[Collected data]
— START —
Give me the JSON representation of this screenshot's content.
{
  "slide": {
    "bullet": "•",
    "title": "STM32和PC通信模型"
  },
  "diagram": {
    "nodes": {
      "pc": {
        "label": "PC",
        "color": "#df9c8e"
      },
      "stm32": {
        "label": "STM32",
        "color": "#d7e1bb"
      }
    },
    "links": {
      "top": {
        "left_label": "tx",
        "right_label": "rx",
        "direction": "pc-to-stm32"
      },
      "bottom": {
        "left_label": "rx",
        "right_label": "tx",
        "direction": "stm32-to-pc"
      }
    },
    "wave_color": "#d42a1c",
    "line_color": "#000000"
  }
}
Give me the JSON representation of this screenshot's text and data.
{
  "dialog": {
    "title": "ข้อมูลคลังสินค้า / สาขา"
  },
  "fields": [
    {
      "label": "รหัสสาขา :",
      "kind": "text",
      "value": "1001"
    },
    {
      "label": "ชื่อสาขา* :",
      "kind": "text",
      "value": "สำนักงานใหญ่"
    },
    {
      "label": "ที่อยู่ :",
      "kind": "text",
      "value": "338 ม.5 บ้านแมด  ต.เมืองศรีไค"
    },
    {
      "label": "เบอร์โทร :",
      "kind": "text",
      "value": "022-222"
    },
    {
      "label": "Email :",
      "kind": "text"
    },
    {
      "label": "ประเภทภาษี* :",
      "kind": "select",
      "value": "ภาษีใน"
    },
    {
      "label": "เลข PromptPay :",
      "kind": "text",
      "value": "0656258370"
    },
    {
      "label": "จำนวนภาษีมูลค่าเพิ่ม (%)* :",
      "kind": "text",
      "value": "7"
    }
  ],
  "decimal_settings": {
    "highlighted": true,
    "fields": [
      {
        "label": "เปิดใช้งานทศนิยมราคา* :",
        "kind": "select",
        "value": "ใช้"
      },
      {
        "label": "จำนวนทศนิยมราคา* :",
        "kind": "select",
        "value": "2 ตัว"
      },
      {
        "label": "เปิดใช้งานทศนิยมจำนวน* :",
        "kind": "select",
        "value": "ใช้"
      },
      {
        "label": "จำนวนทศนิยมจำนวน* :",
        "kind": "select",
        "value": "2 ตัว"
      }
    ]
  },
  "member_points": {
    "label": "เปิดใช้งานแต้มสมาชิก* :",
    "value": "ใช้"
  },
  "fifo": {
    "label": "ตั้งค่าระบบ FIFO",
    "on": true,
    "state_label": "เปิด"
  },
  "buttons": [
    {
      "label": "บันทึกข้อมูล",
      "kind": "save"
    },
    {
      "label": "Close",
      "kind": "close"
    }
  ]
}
— END —
*Do this*.
Return, word for word, every line from the line with "Give me the JSON representation of this screenshot's text" to the final line of the data.

*Expected answer*.
Give me the JSON representation of this screenshot's text and data.
{
  "dialog": {
    "title": "ข้อมูลคลังสินค้า / สาขา"
  },
  "fields": [
    {
      "label": "รหัสสาขา :",
      "kind": "text",
      "value": "1001"
    },
    {
      "label": "ชื่อสาขา* :",
      "kind": "text",
      "value": "สำนักงานใหญ่"
    },
    {
      "label": "ที่อยู่ :",
      "kind": "text",
      "value": "338 ม.5 บ้านแมด  ต.เมืองศรีไค"
    },
    {
      "label": "เบอร์โทร :",
      "kind": "text",
      "value": "022-222"
    },
    {
      "label": "Email :",
      "kind": "text"
    },
    {
      "label": "ประเภทภาษี* :",
      "kind": "select",
      "value": "ภาษีใน"
    },
    {
      "label": "เลข PromptPay :",
      "kind": "text",
      "value": "0656258370"
    },
    {
      "label": "จำนวนภาษีมูลค่าเพิ่ม (%)* :",
      "kind": "text",
      "value": "7"
    }
  ],
  "decimal_settings": {
    "highlighted": true,
    "fields": [
      {
        "label": "เปิดใช้งานทศนิยมราคา* :",
        "kind": "select",
        "value": "ใช้"
      },
      {
        "label": "จำนวนทศนิยมราคา* :",
        "kind": "select",
        "value": "2 ตัว"
      },
      {
        "label": "เปิดใช้งานทศนิยมจำนวน* :",
        "kind": "select",
        "value": "ใช้"
      },
      {
        "label": "จำนวนทศนิยมจำนวน* :",
        "kind": "select",
        "value": "2 ตัว"
      }
    ]
  },
  "member_points": {
    "label": "เปิดใช้งานแต้มสมาชิก* :",
    "value": "ใช้"
  },
  "fifo": {
    "label": "ตั้งค่าระบบ FIFO",
    "on": true,
    "state_label": "เปิด"
  },
  "buttons": [
    {
      "label": "บันทึกข้อมูล",
      "kind": "save"
    },
    {
      "label": "Close",
      "kind": "close"
    }
  ]
}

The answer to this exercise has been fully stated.